_YOUR TASK_.
Repeat the whole listing exactly as written.

Stored data:
--- START ---
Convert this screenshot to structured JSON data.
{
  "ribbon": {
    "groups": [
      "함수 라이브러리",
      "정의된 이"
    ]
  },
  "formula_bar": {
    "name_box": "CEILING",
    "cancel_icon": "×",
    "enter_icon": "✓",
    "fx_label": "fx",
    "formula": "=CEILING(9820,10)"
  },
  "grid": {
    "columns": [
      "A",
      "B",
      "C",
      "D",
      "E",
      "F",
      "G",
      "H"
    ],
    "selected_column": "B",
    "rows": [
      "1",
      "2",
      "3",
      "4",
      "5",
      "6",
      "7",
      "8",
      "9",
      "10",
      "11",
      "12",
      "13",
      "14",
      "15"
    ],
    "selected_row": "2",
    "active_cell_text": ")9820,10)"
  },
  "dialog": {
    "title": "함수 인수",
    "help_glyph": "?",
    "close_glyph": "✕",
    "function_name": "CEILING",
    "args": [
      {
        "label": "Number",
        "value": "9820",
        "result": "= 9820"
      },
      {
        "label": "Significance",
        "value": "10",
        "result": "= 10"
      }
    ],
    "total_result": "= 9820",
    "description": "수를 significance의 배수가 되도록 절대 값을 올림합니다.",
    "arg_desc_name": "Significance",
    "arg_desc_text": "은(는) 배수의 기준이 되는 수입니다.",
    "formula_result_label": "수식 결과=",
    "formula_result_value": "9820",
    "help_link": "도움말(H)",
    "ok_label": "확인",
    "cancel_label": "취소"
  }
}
--- END ---
_CORRECT RESPONSE_.
Convert this screenshot to structured JSON data.
{
  "ribbon": {
    "groups": [
      "함수 라이브러리",
      "정의된 이"
    ]
  },
  "formula_bar": {
    "name_box": "CEILING",
    "cancel_icon": "×",
    "enter_icon": "✓",
    "fx_label": "fx",
    "formula": "=CEILING(9820,10)"
  },
  "grid": {
    "columns": [
      "A",
      "B",
      "C",
      "D",
      "E",
      "F",
      "G",
      "H"
    ],
    "selected_column": "B",
    "rows": [
      "1",
      "2",
      "3",
      "4",
      "5",
      "6",
      "7",
      "8",
      "9",
      "10",
      "11",
      "12",
      "13",
      "14",
      "15"
    ],
    "selected_row": "2",
    "active_cell_text": ")9820,10)"
  },
  "dialog": {
    "title": "함수 인수",
    "help_glyph": "?",
    "close_glyph": "✕",
    "function_name": "CEILING",
    "args": [
      {
        "label": "Number",
        "value": "9820",
        "result": "= 9820"
      },
      {
        "label": "Significance",
        "value": "10",
        "result": "= 10"
      }
    ],
    "total_result": "= 9820",
    "description": "수를 significance의 배수가 되도록 절대 값을 올림합니다.",
    "arg_desc_name": "Significance",
    "arg_desc_text": "은(는) 배수의 기준이 되는 수입니다.",
    "formula_result_label": "수식 결과=",
    "formula_result_value": "9820",
    "help_link": "도움말(H)",
    "ok_label": "확인",
    "cancel_label": "취소"
  }
}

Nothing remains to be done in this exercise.